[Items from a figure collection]
============================================================

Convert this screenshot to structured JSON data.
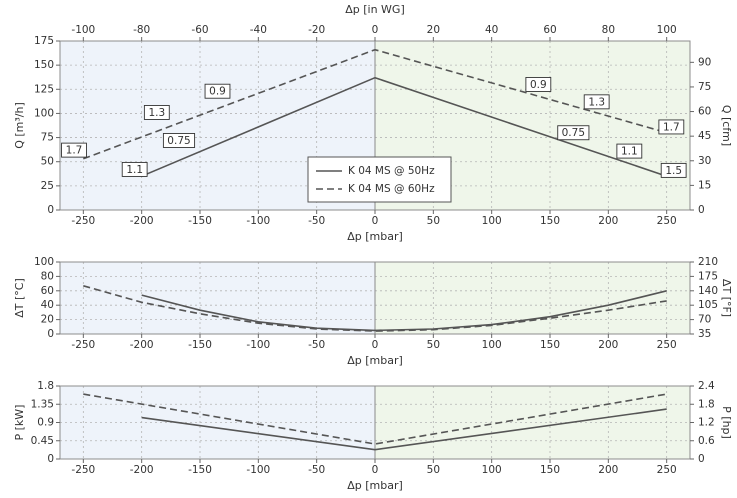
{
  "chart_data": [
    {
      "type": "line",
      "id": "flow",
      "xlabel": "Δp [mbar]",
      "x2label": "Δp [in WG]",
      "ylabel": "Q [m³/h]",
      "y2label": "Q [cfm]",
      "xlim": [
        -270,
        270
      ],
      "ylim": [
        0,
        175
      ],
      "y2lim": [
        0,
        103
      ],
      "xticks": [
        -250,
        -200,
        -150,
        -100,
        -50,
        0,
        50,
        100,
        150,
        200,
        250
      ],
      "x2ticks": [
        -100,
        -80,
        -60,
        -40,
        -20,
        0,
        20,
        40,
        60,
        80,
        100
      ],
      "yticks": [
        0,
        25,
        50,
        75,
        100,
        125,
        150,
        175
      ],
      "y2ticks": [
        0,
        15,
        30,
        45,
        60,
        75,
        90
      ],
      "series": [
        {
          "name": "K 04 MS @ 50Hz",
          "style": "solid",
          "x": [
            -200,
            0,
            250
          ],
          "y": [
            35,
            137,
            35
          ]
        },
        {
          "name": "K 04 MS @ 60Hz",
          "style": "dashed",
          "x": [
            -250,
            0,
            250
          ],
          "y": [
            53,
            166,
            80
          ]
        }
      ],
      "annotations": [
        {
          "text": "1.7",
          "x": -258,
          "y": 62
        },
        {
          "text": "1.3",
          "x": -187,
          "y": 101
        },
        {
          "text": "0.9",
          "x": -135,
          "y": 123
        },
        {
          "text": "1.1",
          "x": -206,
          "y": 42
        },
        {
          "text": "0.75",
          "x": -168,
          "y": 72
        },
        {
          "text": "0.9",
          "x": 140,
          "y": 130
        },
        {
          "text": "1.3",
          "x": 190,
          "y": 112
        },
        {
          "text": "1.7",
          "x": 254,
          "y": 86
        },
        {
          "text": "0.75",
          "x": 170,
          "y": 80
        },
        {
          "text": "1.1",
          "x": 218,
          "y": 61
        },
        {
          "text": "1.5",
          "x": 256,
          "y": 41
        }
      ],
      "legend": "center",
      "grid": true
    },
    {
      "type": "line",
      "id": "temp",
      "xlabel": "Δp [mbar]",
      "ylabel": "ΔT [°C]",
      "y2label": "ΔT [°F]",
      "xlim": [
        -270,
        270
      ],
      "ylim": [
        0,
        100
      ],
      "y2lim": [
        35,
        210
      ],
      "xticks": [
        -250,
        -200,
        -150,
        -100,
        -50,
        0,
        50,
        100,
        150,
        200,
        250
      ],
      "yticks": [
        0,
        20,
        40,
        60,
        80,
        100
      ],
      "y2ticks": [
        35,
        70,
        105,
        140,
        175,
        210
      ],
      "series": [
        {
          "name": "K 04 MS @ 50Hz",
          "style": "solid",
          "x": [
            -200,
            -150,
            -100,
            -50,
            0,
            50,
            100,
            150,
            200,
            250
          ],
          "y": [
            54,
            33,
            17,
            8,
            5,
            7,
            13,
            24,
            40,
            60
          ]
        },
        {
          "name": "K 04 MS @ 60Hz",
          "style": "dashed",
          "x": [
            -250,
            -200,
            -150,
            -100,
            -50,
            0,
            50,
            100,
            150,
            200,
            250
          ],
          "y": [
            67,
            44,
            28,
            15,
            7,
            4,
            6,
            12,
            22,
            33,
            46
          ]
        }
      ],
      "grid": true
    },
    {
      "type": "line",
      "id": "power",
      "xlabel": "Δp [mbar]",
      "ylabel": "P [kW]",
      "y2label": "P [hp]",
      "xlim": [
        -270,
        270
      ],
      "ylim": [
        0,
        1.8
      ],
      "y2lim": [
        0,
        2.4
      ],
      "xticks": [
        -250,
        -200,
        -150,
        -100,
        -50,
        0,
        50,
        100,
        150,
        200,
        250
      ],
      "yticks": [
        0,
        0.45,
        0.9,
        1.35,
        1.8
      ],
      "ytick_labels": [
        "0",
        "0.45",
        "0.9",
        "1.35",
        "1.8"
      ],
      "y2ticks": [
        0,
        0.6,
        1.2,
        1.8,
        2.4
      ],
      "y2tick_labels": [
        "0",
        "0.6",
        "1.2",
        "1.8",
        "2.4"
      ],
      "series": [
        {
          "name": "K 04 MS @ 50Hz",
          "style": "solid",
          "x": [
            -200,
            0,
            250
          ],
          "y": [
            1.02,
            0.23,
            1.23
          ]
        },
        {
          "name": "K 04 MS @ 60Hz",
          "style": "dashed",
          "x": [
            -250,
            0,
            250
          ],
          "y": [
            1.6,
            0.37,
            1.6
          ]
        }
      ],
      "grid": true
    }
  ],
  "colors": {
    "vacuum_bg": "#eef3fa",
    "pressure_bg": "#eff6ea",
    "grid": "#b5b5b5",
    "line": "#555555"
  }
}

============================================================

*EXERCISE*: Copy the data word for word. Pictures do not go in the copy.

*EXERCISE RESPONSE*:
Convert this screenshot to structured JSON data.
{
  "chart_data": [
    {
      "type": "line",
      "id": "flow",
      "xlabel": "Δp [mbar]",
      "x2label": "Δp [in WG]",
      "ylabel": "Q [m³/h]",
      "y2label": "Q [cfm]",
      "xlim": [
        -270,
        270
      ],
      "ylim": [
        0,
        175
      ],
      "y2lim": [
        0,
        103
      ],
      "xticks": [
        -250,
        -200,
        -150,
        -100,
        -50,
        0,
        50,
        100,
        150,
        200,
        250
      ],
      "x2ticks": [
        -100,
        -80,
        -60,
        -40,
        -20,
        0,
        20,
        40,
        60,
        80,
        100
      ],
      "yticks": [
        0,
        25,
        50,
        75,
        100,
        125,
        150,
        175
      ],
      "y2ticks": [
        0,
        15,
        30,
        45,
        60,
        75,
        90
      ],
      "series": [
        {
          "name": "K 04 MS @ 50Hz",
          "style": "solid",
          "x": [
            -200,
            0,
            250
          ],
          "y": [
            35,
            137,
            35
          ]
        },
        {
          "name": "K 04 MS @ 60Hz",
          "style": "dashed",
          "x": [
            -250,
            0,
            250
          ],
          "y": [
            53,
            166,
            80
          ]
        }
      ],
      "annotations": [
        {
          "text": "1.7",
          "x": -258,
          "y": 62
        },
        {
          "text": "1.3",
          "x": -187,
          "y": 101
        },
        {
          "text": "0.9",
          "x": -135,
          "y": 123
        },
        {
          "text": "1.1",
          "x": -206,
          "y": 42
        },
        {
          "text": "0.75",
          "x": -168,
          "y": 72
        },
        {
          "text": "0.9",
          "x": 140,
          "y": 130
        },
        {
          "text": "1.3",
          "x": 190,
          "y": 112
        },
        {
          "text": "1.7",
          "x": 254,
          "y": 86
        },
        {
          "text": "0.75",
          "x": 170,
          "y": 80
        },
        {
          "text": "1.1",
          "x": 218,
          "y": 61
        },
        {
          "text": "1.5",
          "x": 256,
          "y": 41
        }
      ],
      "legend": "center",
      "grid": true
    },
    {
      "type": "line",
      "id": "temp",
      "xlabel": "Δp [mbar]",
      "ylabel": "ΔT [°C]",
      "y2label": "ΔT [°F]",
      "xlim": [
        -270,
        270
      ],
      "ylim": [
        0,
        100
      ],
      "y2lim": [
        35,
        210
      ],
      "xticks": [
        -250,
        -200,
        -150,
        -100,
        -50,
        0,
        50,
        100,
        150,
        200,
        250
      ],
      "yticks": [
        0,
        20,
        40,
        60,
        80,
        100
      ],
      "y2ticks": [
        35,
        70,
        105,
        140,
        175,
        210
      ],
      "series": [
        {
          "name": "K 04 MS @ 50Hz",
          "style": "solid",
          "x": [
            -200,
            -150,
            -100,
            -50,
            0,
            50,
            100,
            150,
            200,
            250
          ],
          "y": [
            54,
            33,
            17,
            8,
            5,
            7,
            13,
            24,
            40,
            60
          ]
        },
        {
          "name": "K 04 MS @ 60Hz",
          "style": "dashed",
          "x": [
            -250,
            -200,
            -150,
            -100,
            -50,
            0,
            50,
            100,
            150,
            200,
            250
          ],
          "y": [
            67,
            44,
            28,
            15,
            7,
            4,
            6,
            12,
            22,
            33,
            46
          ]
        }
      ],
      "grid": true
    },
    {
      "type": "line",
      "id": "power",
      "xlabel": "Δp [mbar]",
      "ylabel": "P [kW]",
      "y2label": "P [hp]",
      "xlim": [
        -270,
        270
      ],
      "ylim": [
        0,
        1.8
      ],
      "y2lim": [
        0,
        2.4
      ],
      "xticks": [
        -250,
        -200,
        -150,
        -100,
        -50,
        0,
        50,
        100,
        150,
        200,
        250
      ],
      "yticks": [
        0,
        0.45,
        0.9,
        1.35,
        1.8
      ],
      "ytick_labels": [
        "0",
        "0.45",
        "0.9",
        "1.35",
        "1.8"
      ],
      "y2ticks": [
        0,
        0.6,
        1.2,
        1.8,
        2.4
      ],
      "y2tick_labels": [
        "0",
        "0.6",
        "1.2",
        "1.8",
        "2.4"
      ],
      "series": [
        {
          "name": "K 04 MS @ 50Hz",
          "style": "solid",
          "x": [
            -200,
            0,
            250
          ],
          "y": [
            1.02,
            0.23,
            1.23
          ]
        },
        {
          "name": "K 04 MS @ 60Hz",
          "style": "dashed",
          "x": [
            -250,
            0,
            250
          ],
          "y": [
            1.6,
            0.37,
            1.6
          ]
        }
      ],
      "grid": true
    }
  ],
  "colors": {
    "vacuum_bg": "#eef3fa",
    "pressure_bg": "#eff6ea",
    "grid": "#b5b5b5",
    "line": "#555555"
  }
}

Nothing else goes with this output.